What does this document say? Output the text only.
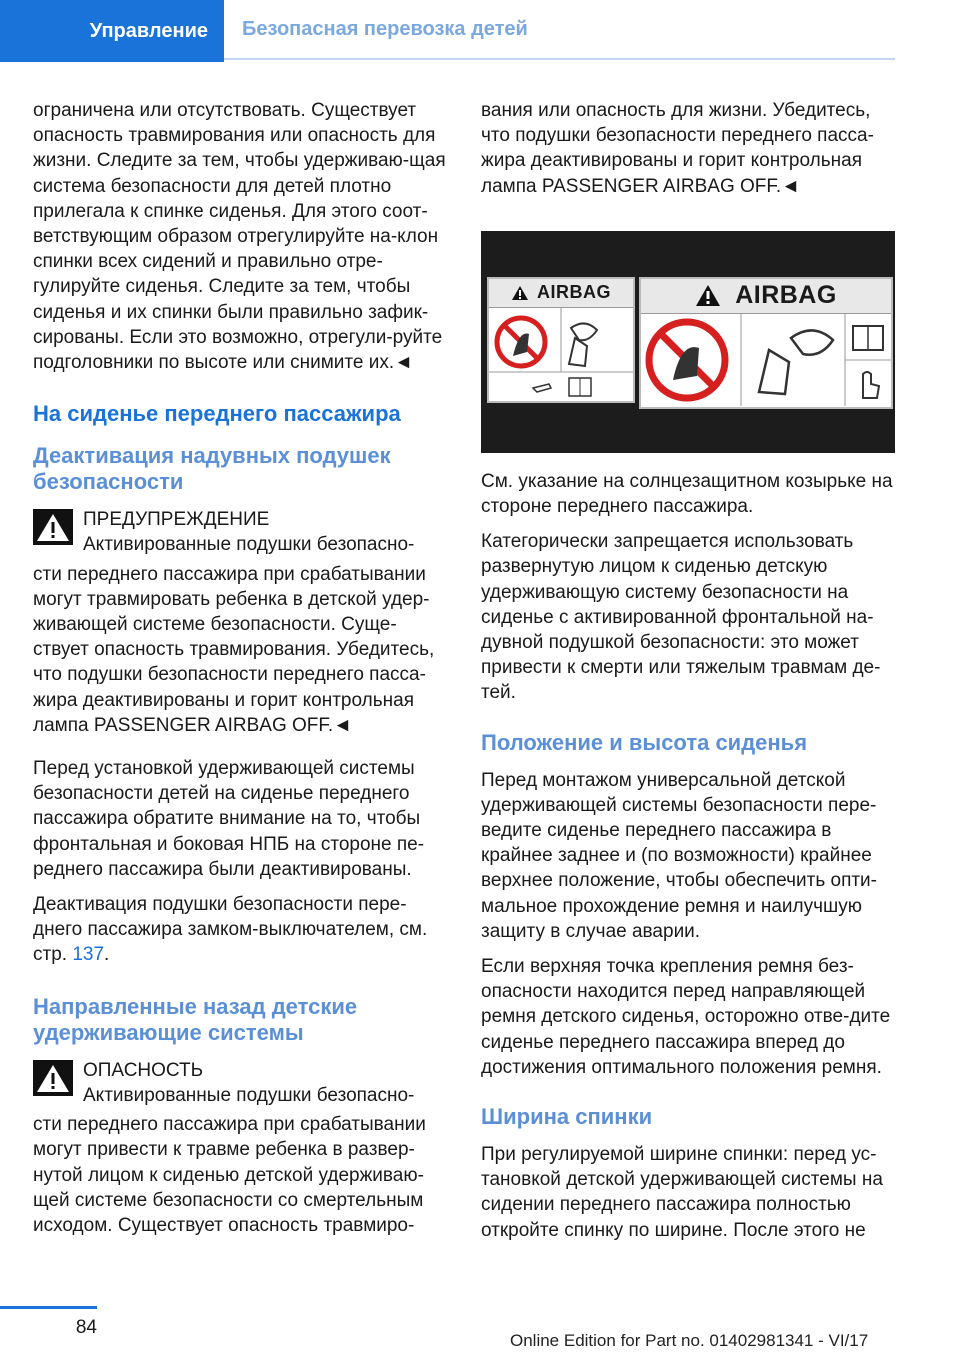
Управление	Безопасная перевозка детей

ограничена или отсутствовать. Существует опасность травмирования или опасность для жизни. Следите за тем, чтобы удерживаю-щая система безопасности для детей плотно прилегала к спинке сиденья. Для этого соот-ветствующим образом отрегулируйте на-клон спинки всех сидений и правильно отре-гулируйте сиденья. Следите за тем, чтобы сиденья и их спинки были правильно зафик-сированы. Если это возможно, отрегули-руйте подголовники по высоте или снимите их.◄

На сиденье переднего пассажира
Деактивация надувных подушек безопасности
ПРЕДУПРЕЖДЕНИЕ
Активированные подушки безопасно-

сти переднего пассажира при срабатывании могут травмировать ребенка в детской удер-живающей системе безопасности. Суще-ствует опасность травмирования. Убедитесь, что подушки безопасности переднего пасса-жира деактивированы и горит контрольная лампа PASSENGER AIRBAG OFF.◄

Перед установкой удерживающей системы безопасности детей на сиденье переднего пассажира обратите внимание на то, чтобы фронтальная и боковая НПБ на стороне пе-реднего пассажира были деактивированы.

Деактивация подушки безопасности пере-днего пассажира замком-выключателем, см. стр. 137.

Направленные назад детские удерживающие системы
ОПАСНОСТЬ
Активированные подушки безопасно-

сти переднего пассажира при срабатывании могут привести к травме ребенка в развер-нутой лицом к сиденью детской удерживаю-щей системе безопасности со смертельным исходом. Существует опасность травмиро-

вания или опасность для жизни. Убедитесь, что подушки безопасности переднего пасса-жира деактивированы и горит контрольная лампа PASSENGER AIRBAG OFF.◄

AIRBAG	AIRBAG

См. указание на солнцезащитном козырьке на стороне переднего пассажира.

Категорически запрещается использовать развернутую лицом к сиденью детскую удерживающую систему безопасности на сиденье с активированной фронтальной на-дувной подушкой безопасности: это может привести к смерти или тяжелым травмам де-тей.

Положение и высота сиденья

Перед монтажом универсальной детской удерживающей системы безопасности пере-ведите сиденье переднего пассажира в крайнее заднее и (по возможности) крайнее верхнее положение, чтобы обеспечить опти-мальное прохождение ремня и наилучшую защиту в случае аварии.

Если верхняя точка крепления ремня без-опасности находится перед направляющей ремня детского сиденья, осторожно отве-дите сиденье переднего пассажира вперед до достижения оптимального положения ремня.

Ширина спинки

При регулируемой ширине спинки: перед ус-тановкой детской удерживающей системы на сидении переднего пассажира полностью откройте спинку по ширине. После этого не

84
Online Edition for Part no. 01402981341 - VI/17
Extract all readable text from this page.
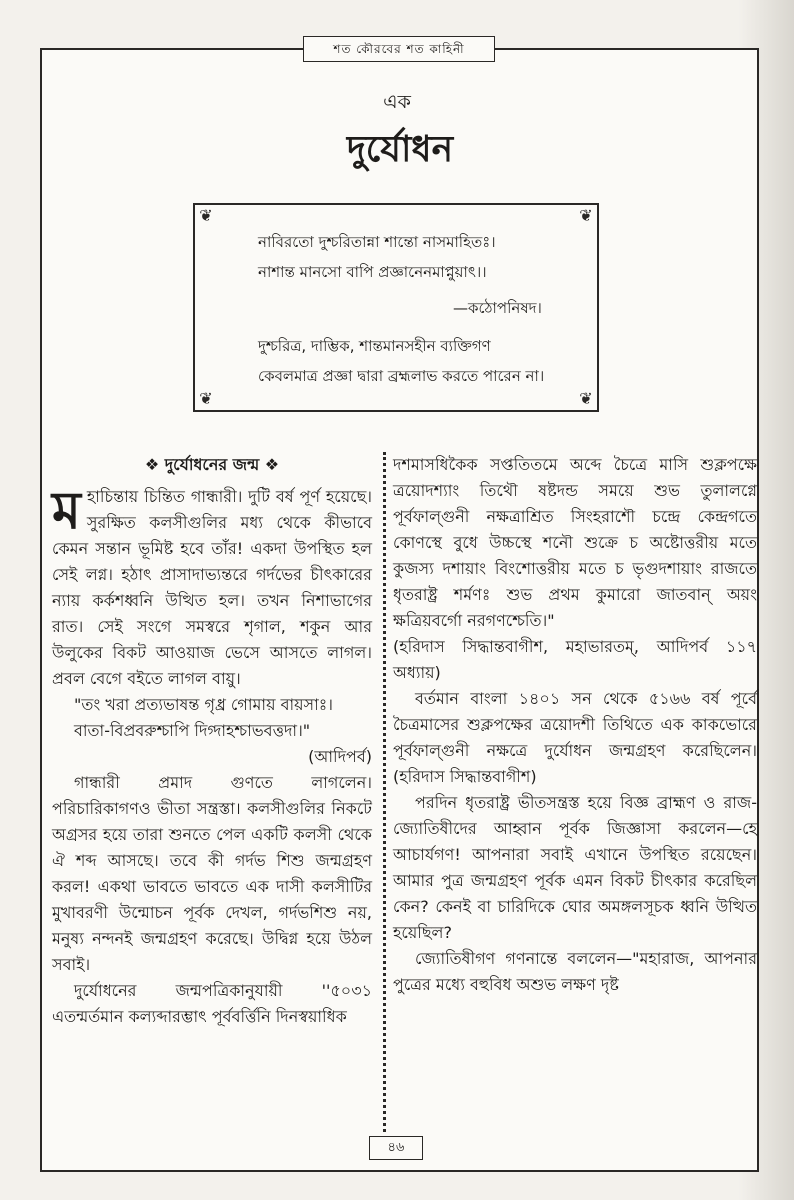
শত কৌরবের শত কাহিনী
এক
দুর্যোধন
❦	❦
❦	❦
নাবিরতো দুশ্চরিতান্না শান্তো নাসমাহিতঃ।
নাশান্ত মানসো বাপি প্রজ্ঞানেনমাপ্নুয়াৎ।।
—কঠোপনিষদ।
দুশ্চরিত্র, দাম্ভিক, শান্তমানসহীন ব্যক্তিগণ
কেবলমাত্র প্রজ্ঞা দ্বারা ব্রহ্মলাভ করতে পারেন না।

❖ দুর্যোধনের জন্ম ❖

মহাচিন্তায় চিন্তিত গান্ধারী। দুটি বর্ষ পূর্ণ হয়েছে। সুরক্ষিত কলসীগুলির মধ্য থেকে কীভাবে কেমন সন্তান ভূমিষ্ট হবে তাঁর! একদা উপস্থিত হল সেই লগ্ন। হঠাৎ প্রাসাদাভ্যন্তরে গর্দভের চীৎকারের ন্যায় কর্কশধ্বনি উত্থিত হল। তখন নিশাভাগের রাত। সেই সংগে সমস্বরে শৃগাল, শকুন আর উলুকের বিকট আওয়াজ ভেসে আসতে লাগল। প্রবল বেগে বইতে লাগল বায়ু।

"তং খরা প্রত্যভাষন্ত গৃধ্র গোমায় বায়সাঃ।

বাতা-বিপ্রবরুশ্চাপি দিগ্দাহশ্চাভবত্তদা।"

(আদিপর্ব)

গান্ধারী প্রমাদ গুণতে লাগলেন। পরিচারিকাগণও ভীতা সন্ত্রস্তা। কলসীগুলির নিকটে অগ্রসর হয়ে তারা শুনতে পেল একটি কলসী থেকে ঐ শব্দ আসছে। তবে কী গর্দভ শিশু জন্মগ্রহণ করল! একথা ভাবতে ভাবতে এক দাসী কলসীটির মুখাবরণী উন্মোচন পূর্বক দেখল, গর্দভশিশু নয়, মনুষ্য নন্দনই জন্মগ্রহণ করেছে। উদ্বিগ্ন হয়ে উঠল সবাই।

দুর্যোধনের জন্মপত্রিকানুযায়ী ''৫০৩১ এতন্মর্তমান কল্যব্দারম্ভাৎ পূর্ববর্ত্তিনি দিনস্বয়াধিক

দশমাসধিকৈক সপ্ততিতমে অব্দে চৈত্রে মাসি শুক্লপক্ষে ত্রয়োদশ্যাং তিথৌ ষষ্টদন্ড সময়ে শুভ তুলালগ্নে পূর্বফাল্গুনী নক্ষত্রাশ্রিত সিংহরাশৌ চন্দ্রে কেন্দ্রগতে কোণস্থে বুধে উচ্চস্থে শনৌ শুক্রে চ অষ্টোত্তরীয় মতে কুজস্য দশায়াং বিংশোত্তরীয় মতে চ ভৃগুদশায়াং রাজতে ধৃতরাষ্ট্র শর্মণঃ শুভ প্রথম কুমারো জাতবান্ অয়ং ক্ষত্রিয়বর্গো নরগণশ্চেতি।"

(হরিদাস সিদ্ধান্তবাগীশ, মহাভারতম্, আদিপর্ব ১১৭ অধ্যায়)

বর্তমান বাংলা ১৪০১ সন থেকে ৫১৬৬ বর্ষ পূর্বে চৈত্রমাসের শুক্লপক্ষের ত্রয়োদশী তিথিতে এক কাকভোরে পূর্বফাল্গুনী নক্ষত্রে দুর্যোধন জন্মগ্রহণ করেছিলেন। (হরিদাস সিদ্ধান্তবাগীশ)

পরদিন ধৃতরাষ্ট্র ভীতসন্ত্রস্ত হয়ে বিজ্ঞ ব্রাহ্মণ ও রাজ-জ্যোতিষীদের আহ্বান পূর্বক জিজ্ঞাসা করলেন—হে আচার্যগণ! আপনারা সবাই এখানে উপস্থিত রয়েছেন। আমার পুত্র জন্মগ্রহণ পূর্বক এমন বিকট চীৎকার করেছিল কেন? কেনই বা চারিদিকে ঘোর অমঙ্গলসূচক ধ্বনি উত্থিত হয়েছিল?

জ্যোতিষীগণ গণনান্তে বললেন—"মহারাজ, আপনার পুত্রের মধ্যে বহুবিধ অশুভ লক্ষণ দৃষ্ট

৪৬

------------

Pictures are excluded; output everything else in the data verbatim.

• _Result for this task_:
What does this document say? Output the text only.
Управление	Безопасная перевозка детей

ограничена или отсутствовать. Существует опасность травмирования или опасность для жизни. Следите за тем, чтобы удерживаю-щая система безопасности для детей плотно прилегала к спинке сиденья. Для этого соот-ветствующим образом отрегулируйте на-клон спинки всех сидений и правильно отре-гулируйте сиденья. Следите за тем, чтобы сиденья и их спинки были правильно зафик-сированы. Если это возможно, отрегули-руйте подголовники по высоте или снимите их.◄

На сиденье переднего пассажира
Деактивация надувных подушек безопасности
ПРЕДУПРЕЖДЕНИЕ
Активированные подушки безопасно-

сти переднего пассажира при срабатывании могут травмировать ребенка в детской удер-живающей системе безопасности. Суще-ствует опасность травмирования. Убедитесь, что подушки безопасности переднего пасса-жира деактивированы и горит контрольная лампа PASSENGER AIRBAG OFF.◄

Перед установкой удерживающей системы безопасности детей на сиденье переднего пассажира обратите внимание на то, чтобы фронтальная и боковая НПБ на стороне пе-реднего пассажира были деактивированы.

Деактивация подушки безопасности пере-днего пассажира замком-выключателем, см. стр. 137.

Направленные назад детские удерживающие системы
ОПАСНОСТЬ
Активированные подушки безопасно-

сти переднего пассажира при срабатывании могут привести к травме ребенка в развер-нутой лицом к сиденью детской удерживаю-щей системе безопасности со смертельным исходом. Существует опасность травмиро-

вания или опасность для жизни. Убедитесь, что подушки безопасности переднего пасса-жира деактивированы и горит контрольная лампа PASSENGER AIRBAG OFF.◄

AIRBAG	AIRBAG

См. указание на солнцезащитном козырьке на стороне переднего пассажира.

Категорически запрещается использовать развернутую лицом к сиденью детскую удерживающую систему безопасности на сиденье с активированной фронтальной на-дувной подушкой безопасности: это может привести к смерти или тяжелым травмам де-тей.

Положение и высота сиденья

Перед монтажом универсальной детской удерживающей системы безопасности пере-ведите сиденье переднего пассажира в крайнее заднее и (по возможности) крайнее верхнее положение, чтобы обеспечить опти-мальное прохождение ремня и наилучшую защиту в случае аварии.

Если верхняя точка крепления ремня без-опасности находится перед направляющей ремня детского сиденья, осторожно отве-дите сиденье переднего пассажира вперед до достижения оптимального положения ремня.

Ширина спинки

При регулируемой ширине спинки: перед ус-тановкой детской удерживающей системы на сидении переднего пассажира полностью откройте спинку по ширине. После этого не

84
Online Edition for Part no. 01402981341 - VI/17
Extract all readable text from this page.
শত কৌরবের শত কাহিনী
এক
দুর্যোধন
❦	❦
❦	❦
নাবিরতো দুশ্চরিতান্না শান্তো নাসমাহিতঃ।
নাশান্ত মানসো বাপি প্রজ্ঞানেনমাপ্নুয়াৎ।।
—কঠোপনিষদ।
দুশ্চরিত্র, দাম্ভিক, শান্তমানসহীন ব্যক্তিগণ
কেবলমাত্র প্রজ্ঞা দ্বারা ব্রহ্মলাভ করতে পারেন না।

❖ দুর্যোধনের জন্ম ❖

মহাচিন্তায় চিন্তিত গান্ধারী। দুটি বর্ষ পূর্ণ হয়েছে। সুরক্ষিত কলসীগুলির মধ্য থেকে কীভাবে কেমন সন্তান ভূমিষ্ট হবে তাঁর! একদা উপস্থিত হল সেই লগ্ন। হঠাৎ প্রাসাদাভ্যন্তরে গর্দভের চীৎকারের ন্যায় কর্কশধ্বনি উত্থিত হল। তখন নিশাভাগের রাত। সেই সংগে সমস্বরে শৃগাল, শকুন আর উলুকের বিকট আওয়াজ ভেসে আসতে লাগল। প্রবল বেগে বইতে লাগল বায়ু।

"তং খরা প্রত্যভাষন্ত গৃধ্র গোমায় বায়সাঃ।

বাতা-বিপ্রবরুশ্চাপি দিগ্দাহশ্চাভবত্তদা।"

(আদিপর্ব)

গান্ধারী প্রমাদ গুণতে লাগলেন। পরিচারিকাগণও ভীতা সন্ত্রস্তা। কলসীগুলির নিকটে অগ্রসর হয়ে তারা শুনতে পেল একটি কলসী থেকে ঐ শব্দ আসছে। তবে কী গর্দভ শিশু জন্মগ্রহণ করল! একথা ভাবতে ভাবতে এক দাসী কলসীটির মুখাবরণী উন্মোচন পূর্বক দেখল, গর্দভশিশু নয়, মনুষ্য নন্দনই জন্মগ্রহণ করেছে। উদ্বিগ্ন হয়ে উঠল সবাই।

দুর্যোধনের জন্মপত্রিকানুযায়ী ''৫০৩১ এতন্মর্তমান কল্যব্দারম্ভাৎ পূর্ববর্ত্তিনি দিনস্বয়াধিক

দশমাসধিকৈক সপ্ততিতমে অব্দে চৈত্রে মাসি শুক্লপক্ষে ত্রয়োদশ্যাং তিথৌ ষষ্টদন্ড সময়ে শুভ তুলালগ্নে পূর্বফাল্গুনী নক্ষত্রাশ্রিত সিংহরাশৌ চন্দ্রে কেন্দ্রগতে কোণস্থে বুধে উচ্চস্থে শনৌ শুক্রে চ অষ্টোত্তরীয় মতে কুজস্য দশায়াং বিংশোত্তরীয় মতে চ ভৃগুদশায়াং রাজতে ধৃতরাষ্ট্র শর্মণঃ শুভ প্রথম কুমারো জাতবান্ অয়ং ক্ষত্রিয়বর্গো নরগণশ্চেতি।"

(হরিদাস সিদ্ধান্তবাগীশ, মহাভারতম্, আদিপর্ব ১১৭ অধ্যায়)

বর্তমান বাংলা ১৪০১ সন থেকে ৫১৬৬ বর্ষ পূর্বে চৈত্রমাসের শুক্লপক্ষের ত্রয়োদশী তিথিতে এক কাকভোরে পূর্বফাল্গুনী নক্ষত্রে দুর্যোধন জন্মগ্রহণ করেছিলেন। (হরিদাস সিদ্ধান্তবাগীশ)

পরদিন ধৃতরাষ্ট্র ভীতসন্ত্রস্ত হয়ে বিজ্ঞ ব্রাহ্মণ ও রাজ-জ্যোতিষীদের আহ্বান পূর্বক জিজ্ঞাসা করলেন—হে আচার্যগণ! আপনারা সবাই এখানে উপস্থিত রয়েছেন। আমার পুত্র জন্মগ্রহণ পূর্বক এমন বিকট চীৎকার করেছিল কেন? কেনই বা চারিদিকে ঘোর অমঙ্গলসূচক ধ্বনি উত্থিত হয়েছিল?

জ্যোতিষীগণ গণনান্তে বললেন—"মহারাজ, আপনার পুত্রের মধ্যে বহুবিধ অশুভ লক্ষণ দৃষ্ট

৪৬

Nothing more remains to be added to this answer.